- Objective
Could you print all the entries exactly?

- Input rows

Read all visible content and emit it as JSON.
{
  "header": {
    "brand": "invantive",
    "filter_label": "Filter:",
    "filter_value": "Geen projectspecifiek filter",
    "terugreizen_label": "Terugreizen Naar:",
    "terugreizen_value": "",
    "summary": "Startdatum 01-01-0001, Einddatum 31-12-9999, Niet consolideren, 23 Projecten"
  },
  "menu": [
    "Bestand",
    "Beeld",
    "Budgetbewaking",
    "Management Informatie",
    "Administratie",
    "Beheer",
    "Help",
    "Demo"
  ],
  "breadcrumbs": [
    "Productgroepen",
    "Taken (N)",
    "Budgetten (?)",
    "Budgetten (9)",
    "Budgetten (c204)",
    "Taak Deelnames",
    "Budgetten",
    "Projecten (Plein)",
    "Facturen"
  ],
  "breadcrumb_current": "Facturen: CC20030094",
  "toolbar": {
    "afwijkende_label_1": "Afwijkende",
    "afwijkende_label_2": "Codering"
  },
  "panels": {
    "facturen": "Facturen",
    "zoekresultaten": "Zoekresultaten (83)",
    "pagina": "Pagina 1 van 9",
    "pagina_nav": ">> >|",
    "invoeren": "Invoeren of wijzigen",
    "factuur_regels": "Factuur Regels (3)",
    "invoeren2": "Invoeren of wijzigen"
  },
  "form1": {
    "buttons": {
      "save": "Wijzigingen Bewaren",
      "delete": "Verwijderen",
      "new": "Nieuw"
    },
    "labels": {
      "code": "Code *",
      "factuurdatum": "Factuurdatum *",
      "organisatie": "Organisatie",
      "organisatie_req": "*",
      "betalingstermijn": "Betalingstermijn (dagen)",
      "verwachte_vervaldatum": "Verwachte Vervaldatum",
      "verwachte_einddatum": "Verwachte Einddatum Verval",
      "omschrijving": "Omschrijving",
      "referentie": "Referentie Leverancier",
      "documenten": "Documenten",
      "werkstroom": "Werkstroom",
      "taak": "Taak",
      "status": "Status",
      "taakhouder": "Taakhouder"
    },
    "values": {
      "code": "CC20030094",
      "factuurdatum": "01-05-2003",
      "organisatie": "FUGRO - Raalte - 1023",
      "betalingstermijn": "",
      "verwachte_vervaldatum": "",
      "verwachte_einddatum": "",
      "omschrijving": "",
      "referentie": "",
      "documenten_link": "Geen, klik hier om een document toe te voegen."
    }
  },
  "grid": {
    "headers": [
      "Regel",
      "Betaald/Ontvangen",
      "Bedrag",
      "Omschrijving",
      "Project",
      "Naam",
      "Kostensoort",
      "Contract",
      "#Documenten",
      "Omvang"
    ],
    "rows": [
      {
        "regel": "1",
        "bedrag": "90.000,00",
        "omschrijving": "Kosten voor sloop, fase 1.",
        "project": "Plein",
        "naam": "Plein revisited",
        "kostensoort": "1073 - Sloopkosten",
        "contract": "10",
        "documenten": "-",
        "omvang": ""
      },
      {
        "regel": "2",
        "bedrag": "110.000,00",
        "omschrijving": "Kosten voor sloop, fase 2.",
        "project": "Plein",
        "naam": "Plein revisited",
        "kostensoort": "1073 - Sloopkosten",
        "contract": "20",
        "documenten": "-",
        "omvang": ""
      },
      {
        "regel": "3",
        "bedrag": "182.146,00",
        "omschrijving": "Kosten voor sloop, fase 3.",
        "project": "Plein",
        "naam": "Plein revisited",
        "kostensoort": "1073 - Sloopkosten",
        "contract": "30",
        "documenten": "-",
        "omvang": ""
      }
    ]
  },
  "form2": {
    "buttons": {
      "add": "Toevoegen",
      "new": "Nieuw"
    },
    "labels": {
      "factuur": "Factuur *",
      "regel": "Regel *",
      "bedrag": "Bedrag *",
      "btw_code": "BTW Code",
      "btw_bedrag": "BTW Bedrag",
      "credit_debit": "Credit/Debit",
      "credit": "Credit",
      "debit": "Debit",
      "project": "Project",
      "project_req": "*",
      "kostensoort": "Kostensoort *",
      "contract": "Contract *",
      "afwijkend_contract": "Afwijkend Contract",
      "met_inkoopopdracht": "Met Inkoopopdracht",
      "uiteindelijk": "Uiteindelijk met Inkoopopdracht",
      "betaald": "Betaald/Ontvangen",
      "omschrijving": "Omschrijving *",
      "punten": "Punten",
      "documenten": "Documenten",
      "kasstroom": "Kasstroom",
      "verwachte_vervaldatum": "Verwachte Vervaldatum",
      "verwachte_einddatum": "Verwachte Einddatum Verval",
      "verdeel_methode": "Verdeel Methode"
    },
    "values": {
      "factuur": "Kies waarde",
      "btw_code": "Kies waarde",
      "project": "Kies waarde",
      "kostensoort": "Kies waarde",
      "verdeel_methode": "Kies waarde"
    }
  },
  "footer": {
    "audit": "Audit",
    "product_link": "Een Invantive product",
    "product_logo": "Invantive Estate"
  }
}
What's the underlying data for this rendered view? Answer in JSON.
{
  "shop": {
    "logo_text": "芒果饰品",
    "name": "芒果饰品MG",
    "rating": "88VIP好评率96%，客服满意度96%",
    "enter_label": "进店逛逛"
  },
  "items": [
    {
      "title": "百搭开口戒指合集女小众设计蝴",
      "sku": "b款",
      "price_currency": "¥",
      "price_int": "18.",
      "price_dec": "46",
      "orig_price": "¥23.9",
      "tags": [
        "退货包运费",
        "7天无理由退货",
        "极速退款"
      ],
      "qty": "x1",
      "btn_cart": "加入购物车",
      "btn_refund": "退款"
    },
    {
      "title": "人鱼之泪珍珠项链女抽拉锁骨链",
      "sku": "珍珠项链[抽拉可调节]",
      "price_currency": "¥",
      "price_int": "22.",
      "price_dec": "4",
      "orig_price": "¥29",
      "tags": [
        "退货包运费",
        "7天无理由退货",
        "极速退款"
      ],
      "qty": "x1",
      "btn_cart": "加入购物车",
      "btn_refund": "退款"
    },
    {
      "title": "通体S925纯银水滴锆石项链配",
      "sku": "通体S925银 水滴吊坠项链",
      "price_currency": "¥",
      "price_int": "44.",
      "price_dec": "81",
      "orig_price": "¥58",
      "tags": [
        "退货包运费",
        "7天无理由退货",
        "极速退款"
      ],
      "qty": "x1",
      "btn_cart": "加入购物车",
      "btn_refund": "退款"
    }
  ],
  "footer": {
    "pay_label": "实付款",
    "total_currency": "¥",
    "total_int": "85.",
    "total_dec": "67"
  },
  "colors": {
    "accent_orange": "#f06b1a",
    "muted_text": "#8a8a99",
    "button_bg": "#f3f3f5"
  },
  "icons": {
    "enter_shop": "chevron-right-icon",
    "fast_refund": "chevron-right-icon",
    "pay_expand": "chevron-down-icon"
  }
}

- Completed task
Read all visible content and emit it as JSON.
{
  "header": {
    "brand": "invantive",
    "filter_label": "Filter:",
    "filter_value": "Geen projectspecifiek filter",
    "terugreizen_label": "Terugreizen Naar:",
    "terugreizen_value": "",
    "summary": "Startdatum 01-01-0001, Einddatum 31-12-9999, Niet consolideren, 23 Projecten"
  },
  "menu": [
    "Bestand",
    "Beeld",
    "Budgetbewaking",
    "Management Informatie",
    "Administratie",
    "Beheer",
    "Help",
    "Demo"
  ],
  "breadcrumbs": [
    "Productgroepen",
    "Taken (N)",
    "Budgetten (?)",
    "Budgetten (9)",
    "Budgetten (c204)",
    "Taak Deelnames",
    "Budgetten",
    "Projecten (Plein)",
    "Facturen"
  ],
  "breadcrumb_current": "Facturen: CC20030094",
  "toolbar": {
    "afwijkende_label_1": "Afwijkende",
    "afwijkende_label_2": "Codering"
  },
  "panels": {
    "facturen": "Facturen",
    "zoekresultaten": "Zoekresultaten (83)",
    "pagina": "Pagina 1 van 9",
    "pagina_nav": ">> >|",
    "invoeren": "Invoeren of wijzigen",
    "factuur_regels": "Factuur Regels (3)",
    "invoeren2": "Invoeren of wijzigen"
  },
  "form1": {
    "buttons": {
      "save": "Wijzigingen Bewaren",
      "delete": "Verwijderen",
      "new": "Nieuw"
    },
    "labels": {
      "code": "Code *",
      "factuurdatum": "Factuurdatum *",
      "organisatie": "Organisatie",
      "organisatie_req": "*",
      "betalingstermijn": "Betalingstermijn (dagen)",
      "verwachte_vervaldatum": "Verwachte Vervaldatum",
      "verwachte_einddatum": "Verwachte Einddatum Verval",
      "omschrijving": "Omschrijving",
      "referentie": "Referentie Leverancier",
      "documenten": "Documenten",
      "werkstroom": "Werkstroom",
      "taak": "Taak",
      "status": "Status",
      "taakhouder": "Taakhouder"
    },
    "values": {
      "code": "CC20030094",
      "factuurdatum": "01-05-2003",
      "organisatie": "FUGRO - Raalte - 1023",
      "betalingstermijn": "",
      "verwachte_vervaldatum": "",
      "verwachte_einddatum": "",
      "omschrijving": "",
      "referentie": "",
      "documenten_link": "Geen, klik hier om een document toe te voegen."
    }
  },
  "grid": {
    "headers": [
      "Regel",
      "Betaald/Ontvangen",
      "Bedrag",
      "Omschrijving",
      "Project",
      "Naam",
      "Kostensoort",
      "Contract",
      "#Documenten",
      "Omvang"
    ],
    "rows": [
      {
        "regel": "1",
        "bedrag": "90.000,00",
        "omschrijving": "Kosten voor sloop, fase 1.",
        "project": "Plein",
        "naam": "Plein revisited",
        "kostensoort": "1073 - Sloopkosten",
        "contract": "10",
        "documenten": "-",
        "omvang": ""
      },
      {
        "regel": "2",
        "bedrag": "110.000,00",
        "omschrijving": "Kosten voor sloop, fase 2.",
        "project": "Plein",
        "naam": "Plein revisited",
        "kostensoort": "1073 - Sloopkosten",
        "contract": "20",
        "documenten": "-",
        "omvang": ""
      },
      {
        "regel": "3",
        "bedrag": "182.146,00",
        "omschrijving": "Kosten voor sloop, fase 3.",
        "project": "Plein",
        "naam": "Plein revisited",
        "kostensoort": "1073 - Sloopkosten",
        "contract": "30",
        "documenten": "-",
        "omvang": ""
      }
    ]
  },
  "form2": {
    "buttons": {
      "add": "Toevoegen",
      "new": "Nieuw"
    },
    "labels": {
      "factuur": "Factuur *",
      "regel": "Regel *",
      "bedrag": "Bedrag *",
      "btw_code": "BTW Code",
      "btw_bedrag": "BTW Bedrag",
      "credit_debit": "Credit/Debit",
      "credit": "Credit",
      "debit": "Debit",
      "project": "Project",
      "project_req": "*",
      "kostensoort": "Kostensoort *",
      "contract": "Contract *",
      "afwijkend_contract": "Afwijkend Contract",
      "met_inkoopopdracht": "Met Inkoopopdracht",
      "uiteindelijk": "Uiteindelijk met Inkoopopdracht",
      "betaald": "Betaald/Ontvangen",
      "omschrijving": "Omschrijving *",
      "punten": "Punten",
      "documenten": "Documenten",
      "kasstroom": "Kasstroom",
      "verwachte_vervaldatum": "Verwachte Vervaldatum",
      "verwachte_einddatum": "Verwachte Einddatum Verval",
      "verdeel_methode": "Verdeel Methode"
    },
    "values": {
      "factuur": "Kies waarde",
      "btw_code": "Kies waarde",
      "project": "Kies waarde",
      "kostensoort": "Kies waarde",
      "verdeel_methode": "Kies waarde"
    }
  },
  "footer": {
    "audit": "Audit",
    "product_link": "Een Invantive product",
    "product_logo": "Invantive Estate"
  }
}
What's the underlying data for this rendered view? Answer in JSON.
{
  "shop": {
    "logo_text": "芒果饰品",
    "name": "芒果饰品MG",
    "rating": "88VIP好评率96%，客服满意度96%",
    "enter_label": "进店逛逛"
  },
  "items": [
    {
      "title": "百搭开口戒指合集女小众设计蝴",
      "sku": "b款",
      "price_currency": "¥",
      "price_int": "18.",
      "price_dec": "46",
      "orig_price": "¥23.9",
      "tags": [
        "退货包运费",
        "7天无理由退货",
        "极速退款"
      ],
      "qty": "x1",
      "btn_cart": "加入购物车",
      "btn_refund": "退款"
    },
    {
      "title": "人鱼之泪珍珠项链女抽拉锁骨链",
      "sku": "珍珠项链[抽拉可调节]",
      "price_currency": "¥",
      "price_int": "22.",
      "price_dec": "4",
      "orig_price": "¥29",
      "tags": [
        "退货包运费",
        "7天无理由退货",
        "极速退款"
      ],
      "qty": "x1",
      "btn_cart": "加入购物车",
      "btn_refund": "退款"
    },
    {
      "title": "通体S925纯银水滴锆石项链配",
      "sku": "通体S925银 水滴吊坠项链",
      "price_currency": "¥",
      "price_int": "44.",
      "price_dec": "81",
      "orig_price": "¥58",
      "tags": [
        "退货包运费",
        "7天无理由退货",
        "极速退款"
      ],
      "qty": "x1",
      "btn_cart": "加入购物车",
      "btn_refund": "退款"
    }
  ],
  "footer": {
    "pay_label": "实付款",
    "total_currency": "¥",
    "total_int": "85.",
    "total_dec": "67"
  },
  "colors": {
    "accent_orange": "#f06b1a",
    "muted_text": "#8a8a99",
    "button_bg": "#f3f3f5"
  },
  "icons": {
    "enter_shop": "chevron-right-icon",
    "fast_refund": "chevron-right-icon",
    "pay_expand": "chevron-down-icon"
  }
}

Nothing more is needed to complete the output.